_EXERCISE_
Word for word, transcribe the lines below and drop the pictures.

_DATA SUPPLIED_

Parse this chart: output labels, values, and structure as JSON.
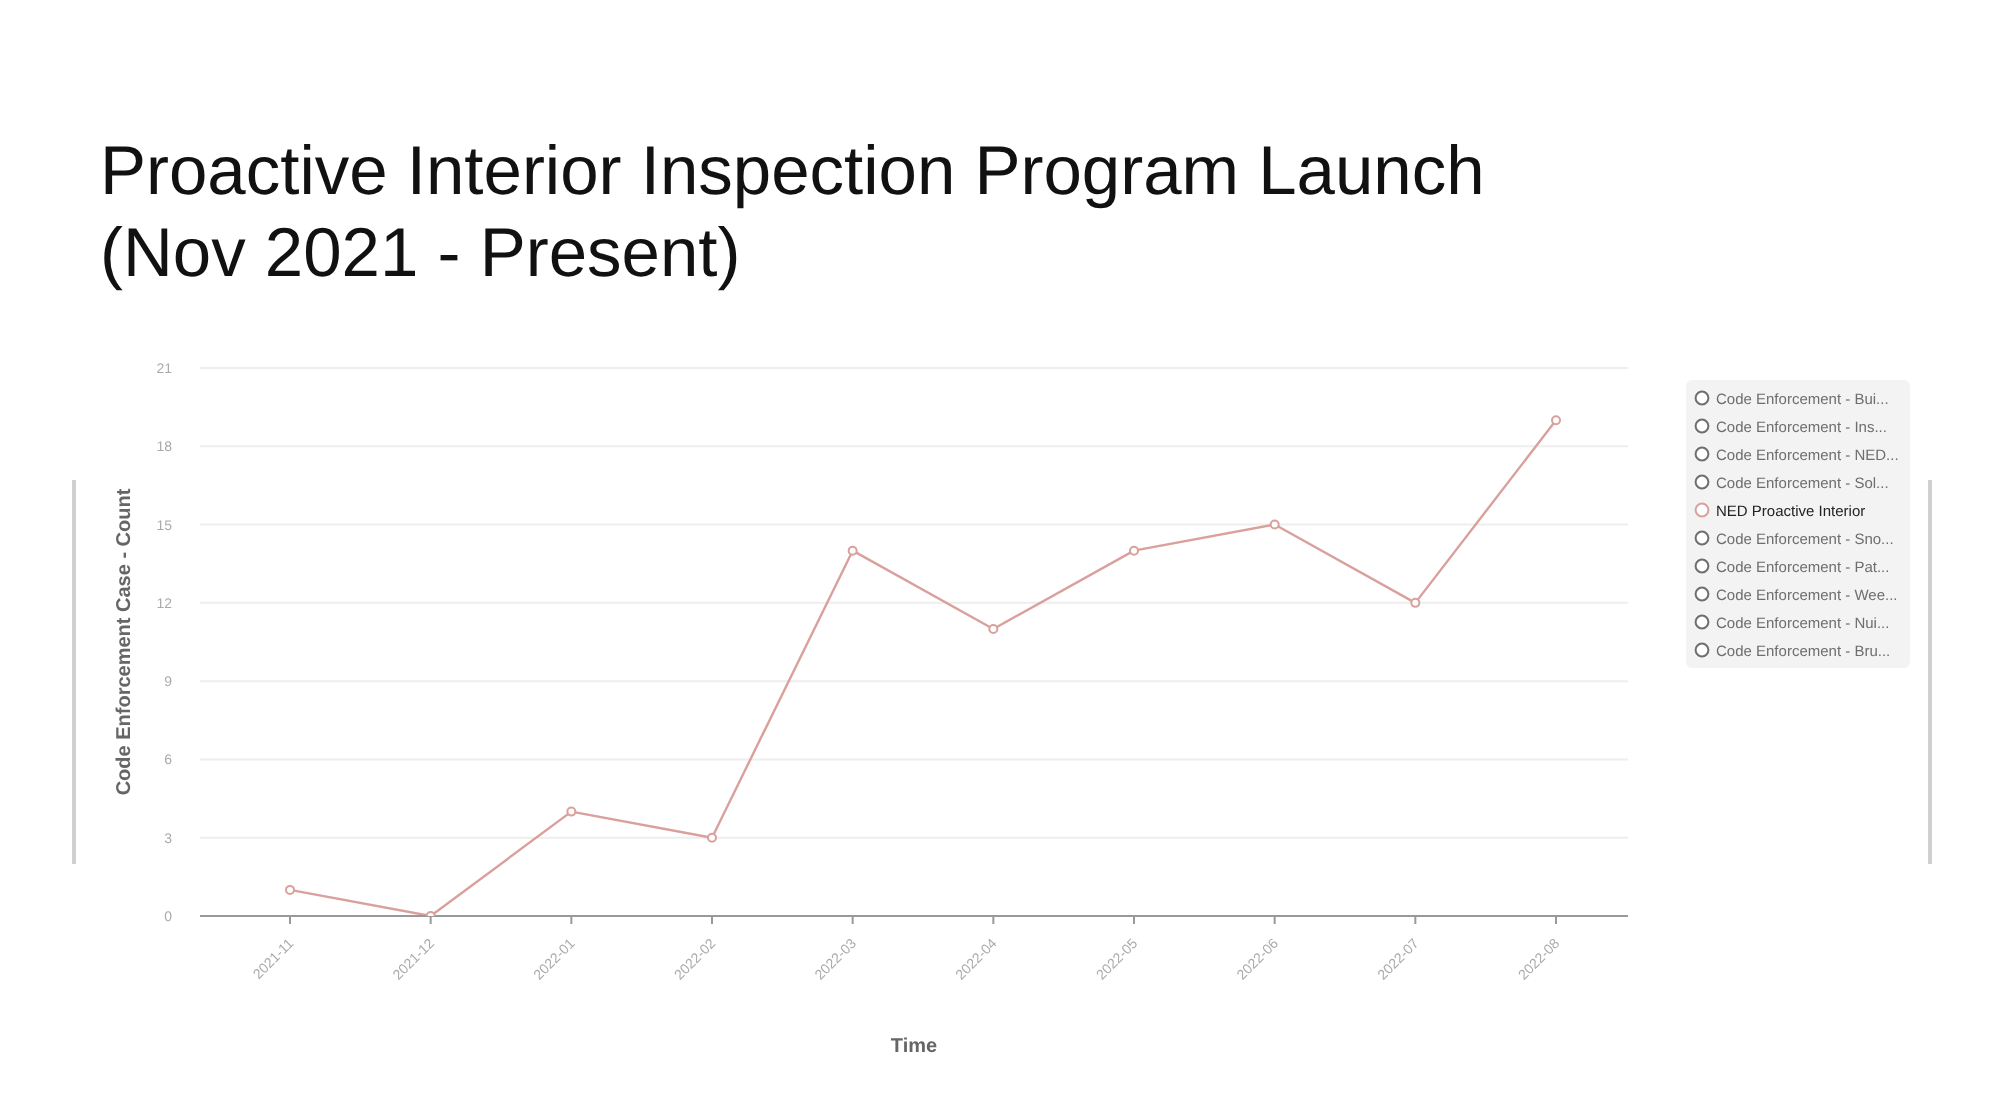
{
  "chart_data": {
    "type": "line",
    "title": "Proactive Interior Inspection Program Launch (Nov 2021 - Present)",
    "xlabel": "Time",
    "ylabel": "Code Enforcement Case - Count",
    "categories": [
      "2021-11",
      "2021-12",
      "2022-01",
      "2022-02",
      "2022-03",
      "2022-04",
      "2022-05",
      "2022-06",
      "2022-07",
      "2022-08"
    ],
    "series": [
      {
        "name": "Code Enforcement - Bui...",
        "color": "#6e6e6e",
        "values": [
          null,
          null,
          null,
          null,
          null,
          null,
          null,
          null,
          null,
          null
        ]
      },
      {
        "name": "Code Enforcement - Ins...",
        "color": "#6e6e6e",
        "values": [
          null,
          null,
          null,
          null,
          null,
          null,
          null,
          null,
          null,
          null
        ]
      },
      {
        "name": "Code Enforcement - NED...",
        "color": "#6e6e6e",
        "values": [
          null,
          null,
          null,
          null,
          null,
          null,
          null,
          null,
          null,
          null
        ]
      },
      {
        "name": "Code Enforcement - Sol...",
        "color": "#6e6e6e",
        "values": [
          null,
          null,
          null,
          null,
          null,
          null,
          null,
          null,
          null,
          null
        ]
      },
      {
        "name": "NED Proactive Interior",
        "color": "#d9a09c",
        "values": [
          1,
          0,
          4,
          3,
          14,
          11,
          14,
          15,
          12,
          19
        ]
      },
      {
        "name": "Code Enforcement - Sno...",
        "color": "#6e6e6e",
        "values": [
          null,
          null,
          null,
          null,
          null,
          null,
          null,
          null,
          null,
          null
        ]
      },
      {
        "name": "Code Enforcement - Pat...",
        "color": "#6e6e6e",
        "values": [
          null,
          null,
          null,
          null,
          null,
          null,
          null,
          null,
          null,
          null
        ]
      },
      {
        "name": "Code Enforcement - Wee...",
        "color": "#6e6e6e",
        "values": [
          null,
          null,
          null,
          null,
          null,
          null,
          null,
          null,
          null,
          null
        ]
      },
      {
        "name": "Code Enforcement - Nui...",
        "color": "#6e6e6e",
        "values": [
          null,
          null,
          null,
          null,
          null,
          null,
          null,
          null,
          null,
          null
        ]
      },
      {
        "name": "Code Enforcement - Bru...",
        "color": "#6e6e6e",
        "values": [
          null,
          null,
          null,
          null,
          null,
          null,
          null,
          null,
          null,
          null
        ]
      }
    ],
    "ylim": [
      0,
      21
    ],
    "yticks": [
      0,
      3,
      6,
      9,
      12,
      15,
      18,
      21
    ],
    "grid": "y",
    "legend": "right",
    "marker": "circle",
    "line_style": "solid"
  }
}
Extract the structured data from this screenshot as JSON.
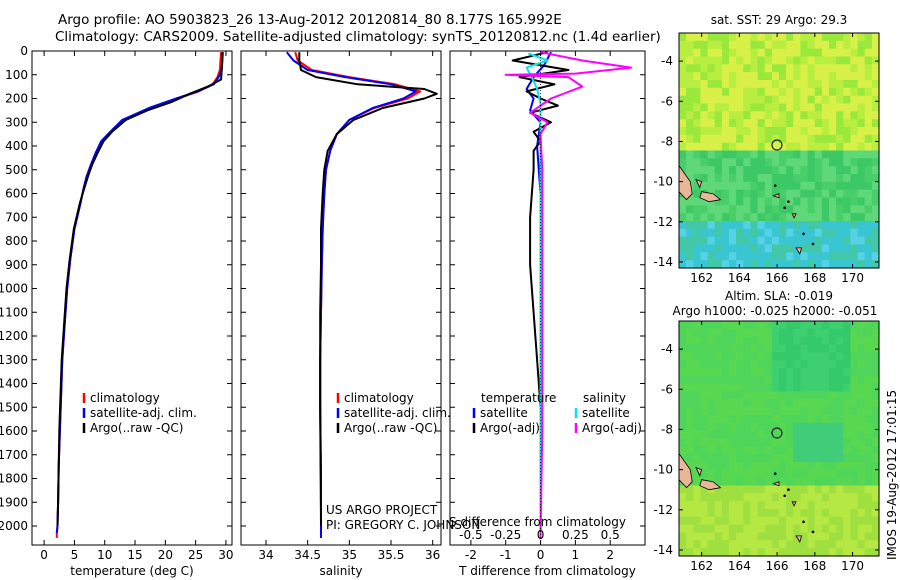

_RESULT FOR THIS EXERCISE_
Parse this chart: output labels, values, and structure as JSON.
{
  "chart_data": {
    "type": "line",
    "title": "Proactive Interior Inspection Program Launch (Nov 2021 - Present)",
    "xlabel": "Time",
    "ylabel": "Code Enforcement Case - Count",
    "categories": [
      "2021-11",
      "2021-12",
      "2022-01",
      "2022-02",
      "2022-03",
      "2022-04",
      "2022-05",
      "2022-06",
      "2022-07",
      "2022-08"
    ],
    "series": [
      {
        "name": "Code Enforcement - Bui...",
        "color": "#6e6e6e",
        "values": [
          null,
          null,
          null,
          null,
          null,
          null,
          null,
          null,
          null,
          null
        ]
      },
      {
        "name": "Code Enforcement - Ins...",
        "color": "#6e6e6e",
        "values": [
          null,
          null,
          null,
          null,
          null,
          null,
          null,
          null,
          null,
          null
        ]
      },
      {
        "name": "Code Enforcement - NED...",
        "color": "#6e6e6e",
        "values": [
          null,
          null,
          null,
          null,
          null,
          null,
          null,
          null,
          null,
          null
        ]
      },
      {
        "name": "Code Enforcement - Sol...",
        "color": "#6e6e6e",
        "values": [
          null,
          null,
          null,
          null,
          null,
          null,
          null,
          null,
          null,
          null
        ]
      },
      {
        "name": "NED Proactive Interior",
        "color": "#d9a09c",
        "values": [
          1,
          0,
          4,
          3,
          14,
          11,
          14,
          15,
          12,
          19
        ]
      },
      {
        "name": "Code Enforcement - Sno...",
        "color": "#6e6e6e",
        "values": [
          null,
          null,
          null,
          null,
          null,
          null,
          null,
          null,
          null,
          null
        ]
      },
      {
        "name": "Code Enforcement - Pat...",
        "color": "#6e6e6e",
        "values": [
          null,
          null,
          null,
          null,
          null,
          null,
          null,
          null,
          null,
          null
        ]
      },
      {
        "name": "Code Enforcement - Wee...",
        "color": "#6e6e6e",
        "values": [
          null,
          null,
          null,
          null,
          null,
          null,
          null,
          null,
          null,
          null
        ]
      },
      {
        "name": "Code Enforcement - Nui...",
        "color": "#6e6e6e",
        "values": [
          null,
          null,
          null,
          null,
          null,
          null,
          null,
          null,
          null,
          null
        ]
      },
      {
        "name": "Code Enforcement - Bru...",
        "color": "#6e6e6e",
        "values": [
          null,
          null,
          null,
          null,
          null,
          null,
          null,
          null,
          null,
          null
        ]
      }
    ],
    "ylim": [
      0,
      21
    ],
    "yticks": [
      0,
      3,
      6,
      9,
      12,
      15,
      18,
      21
    ],
    "grid": "y",
    "legend": "right",
    "marker": "circle",
    "line_style": "solid"
  }
}
Extract the structured data from this screenshot as JSON.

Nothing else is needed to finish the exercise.